## 正文节选
<<<<

长征里的故事

发布时间:2019-01-28 16:17:28 浏览: 2071

 经历了“文革”的劫难,父亲伍修权感到有必要让我们知道他的人生经历,于是在1975年春节第一次向我们讲述了他的革命历程。我们也是第一次聆听了他讲述长征的艰难历程。这里只讲述长征中的几件事,以纪念伟大的长征80周年!

长征的准备和毛泽东参加长征

父亲说1933年10月,李德到苏区担任我党的军事顾问,他就被派去给李德作翻译,主要负责作战方面和李德出席中央各种会议时的翻译工作。

由于以博古为书记的临时中央的错误领导和李德的错误指挥,眼看苏区一天天缩小,敌人一步步逼近,形势越来越坏。1934年春,李德就曾同博古说过,要准备作一次战略大转移。不过那时根本没有打算走那么远,也没有说是什么长征,只准备到湘鄂西去,同红二、六军团会合,在那里创建新的革命根据地。大约在长征开始的半年前,就进行了各项准备工作。

父亲说,这次战略大转移,对于当时的中央领导核心来说是有准备的,所以不能完全说成是仓促行事。但是对于各级干部,包括高级干部和广大部队指战员来说,确实是没有准备的。连有的高级领导人如项英、陈毅等同志当时都不知道这一重大战略意图。有的“左“倾路线领导者不喜欢的干部,则被他们机甩掉,留在苏区打游击。如瞿秋白同志,身体根本不适应游击环境,也被留下,结果使他不幸被俘牺牲,何叔衡、贺昌、刘伯坚等同志也是因此而牺牲的。最初他们连毛泽东同志也不打算带走,那时已将他排斥出中央领导核心,被弄到于都去搞调查研究。后来因为他是中华苏维埃执行委员会主席,在军队中享有很高威望,才被允许一起长征。如果他当时也被留下,结果就难以预料了,我们党的历史也可能成了另一个样子。

>>>>

## 所附记录
<<<<

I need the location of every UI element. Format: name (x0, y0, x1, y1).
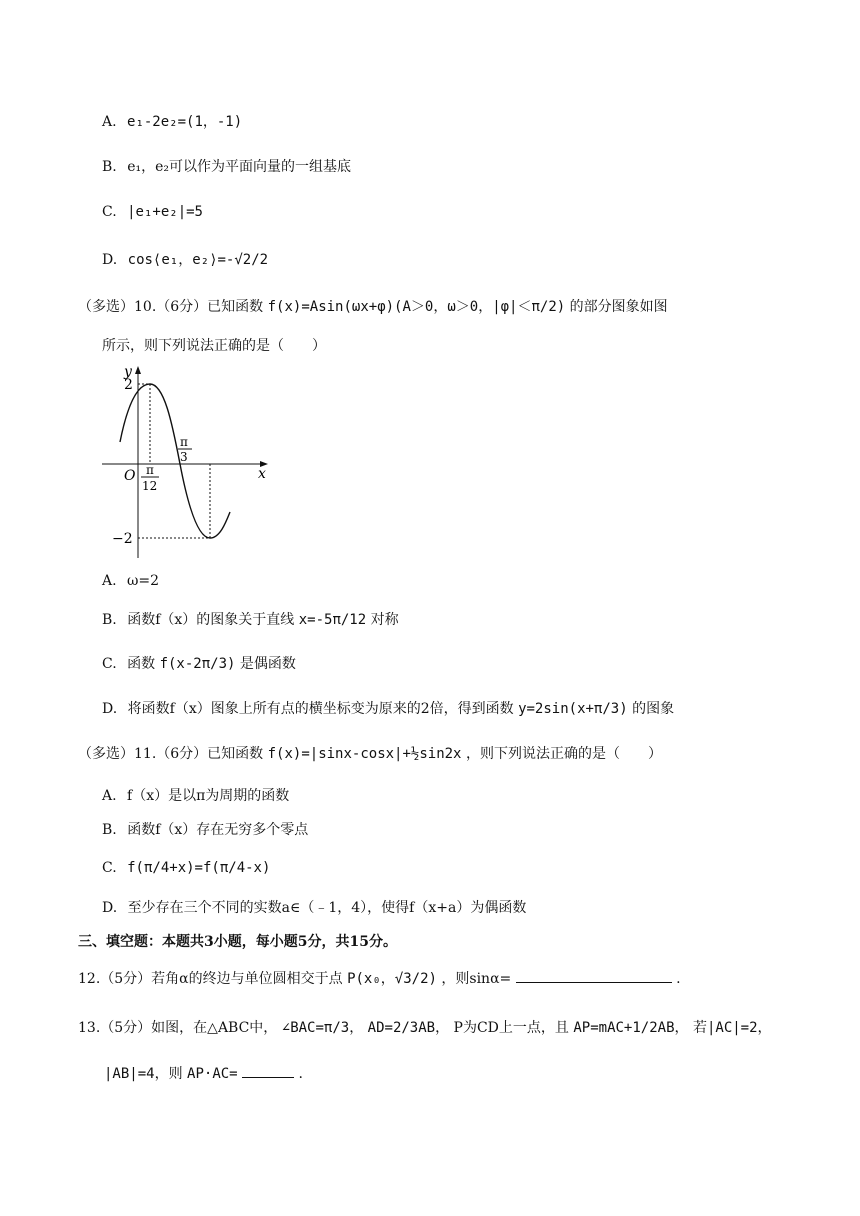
option-math: y=2sin(x+π/3) (518, 701, 628, 717)
option-label: C. (102, 204, 117, 220)
answer-blank[interactable] (242, 1063, 294, 1078)
option-text-pre: 函数f（x）的图象关于直线 (127, 612, 295, 628)
q11-option-b (102, 820, 308, 840)
q13-line2-mid: ，则 (154, 1066, 183, 1082)
option-text-post: 是偶函数 (239, 656, 296, 672)
q13-stem: 13.（5分）如图，在△ABC中， ∠BAC=π/3， AD=2/3AB， P为CD上一点，且 AP=mAC+1/2AB， 若|AC|=2， (78, 1020, 772, 1036)
q10-prefix: （多选）10.（6分）已知函数 (78, 299, 264, 315)
tick2-denominator: 3 (180, 450, 188, 464)
q12-point: P(x₀，√3/2) (347, 971, 437, 987)
option-text: f（x）是以π为周期的函数 (127, 788, 290, 804)
q9-option-a (102, 112, 242, 132)
option-text: e₁-2e₂=(1，-1) (127, 114, 243, 130)
q13-end: . (298, 1066, 303, 1082)
q10-suffix: 的部分图象如图 (569, 299, 668, 315)
q13-angle: ∠BAC=π/3 (281, 1020, 350, 1036)
option-text: cos⟨e₁，e₂⟩=-√2/2 (127, 252, 269, 268)
section-heading: 三、填空题：本题共3小题，每小题5分，共15分。 (78, 934, 397, 950)
q13-ap: AP=mAC+1/2AB (573, 1020, 675, 1036)
option-text: f(π/4+x)=f(π/4-x) (127, 860, 271, 876)
answer-blank[interactable] (516, 968, 672, 983)
option-label: D. (102, 900, 118, 916)
option-label: D. (102, 701, 118, 717)
option-text: e₁，e₂可以作为平面向量的一组基底 (127, 159, 351, 175)
option-text-post: 对称 (370, 612, 399, 628)
q13-stem-line2 (104, 1063, 303, 1084)
q12-end: . (676, 971, 681, 987)
option-label: C. (102, 656, 117, 672)
q9-option-d (102, 250, 268, 270)
q11-prefix: （多选）11.（6分）已知函数 (78, 746, 264, 762)
option-text: 函数f（x）存在无穷多个零点 (127, 822, 309, 838)
option-label: B. (102, 612, 117, 628)
q10-stem-line2: 所示，则下列说法正确的是（ ） (102, 338, 326, 354)
y-min-label: −2 (112, 531, 133, 547)
option-math: f(x-2π/3) (159, 656, 236, 672)
q10-option-a (102, 571, 159, 591)
q10-option-d (102, 699, 674, 719)
tick2-numerator: π (180, 435, 188, 449)
q10-option-c (102, 654, 296, 674)
q11-option-c (102, 858, 270, 878)
q9-option-b (102, 157, 351, 177)
q11-suffix: ，则下列说法正确的是（ ） (465, 746, 662, 762)
q11-stem (78, 744, 662, 764)
option-label: A. (102, 573, 117, 589)
option-label: A. (102, 114, 117, 130)
q13-ab: |AB|=4 (104, 1066, 155, 1082)
tick1-denominator: 12 (142, 479, 158, 493)
q12-prefix: 12.（5分）若角α的终边与单位圆相交于点 (78, 971, 343, 987)
sine-curve (120, 384, 230, 538)
option-text: ω=2 (127, 573, 160, 589)
option-label: A. (102, 788, 117, 804)
q13-ad: AD=2/3AB (367, 1020, 436, 1036)
q13-ac: 若|AC|=2 (692, 1020, 758, 1036)
option-label: B. (102, 159, 117, 175)
q10-function-graph (98, 362, 278, 560)
q10-stem (78, 297, 668, 317)
option-text: |e₁+e₂|=5 (127, 204, 203, 220)
option-label: B. (102, 822, 117, 838)
option-label: C. (102, 860, 117, 876)
q10-formula: f(x)=Asin(ωx+φ)(A＞0，ω＞0，|φ|＜π/2) (267, 299, 566, 315)
x-axis-label: x (258, 466, 266, 482)
q11-option-d (102, 898, 526, 918)
option-text-pre: 函数 (127, 656, 156, 672)
q11-option-a (102, 786, 289, 806)
y-max-label: 2 (124, 377, 133, 393)
option-text: 至少存在三个不同的实数a∈（﹣1，4），使得f（x+a）为偶函数 (127, 900, 527, 916)
option-text-post: 的图象 (632, 701, 675, 717)
tick1-numerator: π (146, 463, 154, 477)
q12-stem (78, 968, 681, 989)
option-text-pre: 将函数f（x）图象上所有点的横坐标变为原来的2倍，得到函数 (127, 701, 514, 717)
q9-option-c (102, 202, 203, 222)
option-label: D. (102, 252, 118, 268)
q13-mid: P为CD上一点，且 (453, 1020, 569, 1036)
origin-label: O (124, 468, 136, 484)
y-axis-label: y (124, 364, 132, 380)
q13-dot: AP·AC= (187, 1066, 238, 1082)
q11-formula: f(x)=|sinx-cosx|+½sin2x (267, 746, 462, 762)
q10-option-b (102, 610, 399, 630)
q13-prefix: 13.（5分）如图，在△ABC中， (78, 1020, 278, 1036)
q12-suffix: ，则sinα= (441, 971, 512, 987)
option-math: x=-5π/12 (298, 612, 367, 628)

>>>>

## 你的任务
a: 请把这篇长征回忆文中从“发布时间:2019-01-28 16:17:28 浏览: 2071”开始、一直到“年前,就进行了各项准备工作。”为止的部分原样重抄一遍。
b: 这篇长征回忆文提到哪些同志因被留在苏区而牺牲?请全部列出。
c: 据这篇长征回忆文,1934年春准备战略转移时,原本打算把部队转移到哪里?
作答时只依据这篇长征回忆文。

## 各项解答
a:
发布时间:2019-01-28 16:17:28 浏览: 2071

 经历了“文革”的劫难,父亲伍修权感到有必要让我们知道他的人生经历,于是在1975年春节第一次向我们讲述了他的革命历程。我们也是第一次聆听了他讲述长征的艰难历程。这里只讲述长征中的几件事,以纪念伟大的长征80周年!

长征的准备和毛泽东参加长征

父亲说1933年10月,李德到苏区担任我党的军事顾问,他就被派去给李德作翻译,主要负责作战方面和李德出席中央各种会议时的翻译工作。

由于以博古为书记的临时中央的错误领导和李德的错误指挥,眼看苏区一天天缩小,敌人一步步逼近,形势越来越坏。1934年春,李德就曾同博古说过,要准备作一次战略大转移。不过那时根本没有打算走那么远,也没有说是什么长征,只准备到湘鄂西去,同红二、六军团会合,在那里创建新的革命根据地。大约在长征开始的半年前,就进行了各项准备工作。

b: 瞿秋白、何叔衡、贺昌、刘伯坚

c: 到湘鄂西去,同红二、六军团会合。